- EXERCISE: All of the material below is to be restated word for word, apart from the pictures.

Dataset items:

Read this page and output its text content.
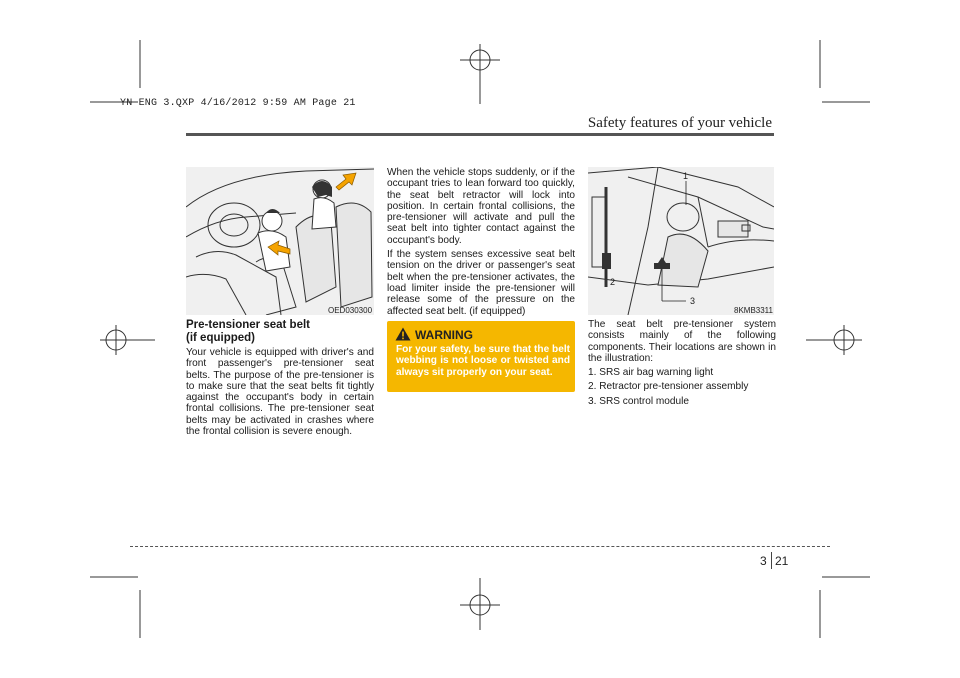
YN ENG 3.QXP 4/16/2012 9:59 AM Page 21
Safety features of your vehicle
OED030300
Pre-tensioner seat belt
(if equipped)

Your vehicle is equipped with driver's and front passenger's pre-tensioner seat belts. The purpose of the pre-tensioner is to make sure that the seat belts fit tightly against the occupant's body in certain frontal collisions. The pre-tensioner seat belts may be activated in crashes where the frontal collision is severe enough.

When the vehicle stops suddenly, or if the occupant tries to lean forward too quickly, the seat belt retractor will lock into position. In certain frontal collisions, the pre-tensioner will activate and pull the seat belt into tighter contact against the occupant's body.

If the system senses excessive seat belt tension on the driver or passenger's seat belt when the pre-tensioner activates, the load limiter inside the pre-tensioner will release some of the pressure on the affected seat belt. (if equipped)

WARNING
For your safety, be sure that the belt webbing is not loose or twisted and always sit properly on your seat.
1
2
3
8KMB3311

The seat belt pre-tensioner system consists mainly of the following components. Their locations are shown in the illustration:

1. SRS air bag warning light

2. Retractor pre-tensioner assembly

3. SRS control module

3 21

- CORRECT OUTPUT:
Read this page and output its text content.
YN ENG 3.QXP 4/16/2012 9:59 AM Page 21
Safety features of your vehicle
OED030300
Pre-tensioner seat belt
(if equipped)

Your vehicle is equipped with driver's and front passenger's pre-tensioner seat belts. The purpose of the pre-tensioner is to make sure that the seat belts fit tightly against the occupant's body in certain frontal collisions. The pre-tensioner seat belts may be activated in crashes where the frontal collision is severe enough.

When the vehicle stops suddenly, or if the occupant tries to lean forward too quickly, the seat belt retractor will lock into position. In certain frontal collisions, the pre-tensioner will activate and pull the seat belt into tighter contact against the occupant's body.

If the system senses excessive seat belt tension on the driver or passenger's seat belt when the pre-tensioner activates, the load limiter inside the pre-tensioner will release some of the pressure on the affected seat belt. (if equipped)

WARNING
For your safety, be sure that the belt webbing is not loose or twisted and always sit properly on your seat.
1
2
3
8KMB3311

The seat belt pre-tensioner system consists mainly of the following components. Their locations are shown in the illustration:

1. SRS air bag warning light

2. Retractor pre-tensioner assembly

3. SRS control module

3 21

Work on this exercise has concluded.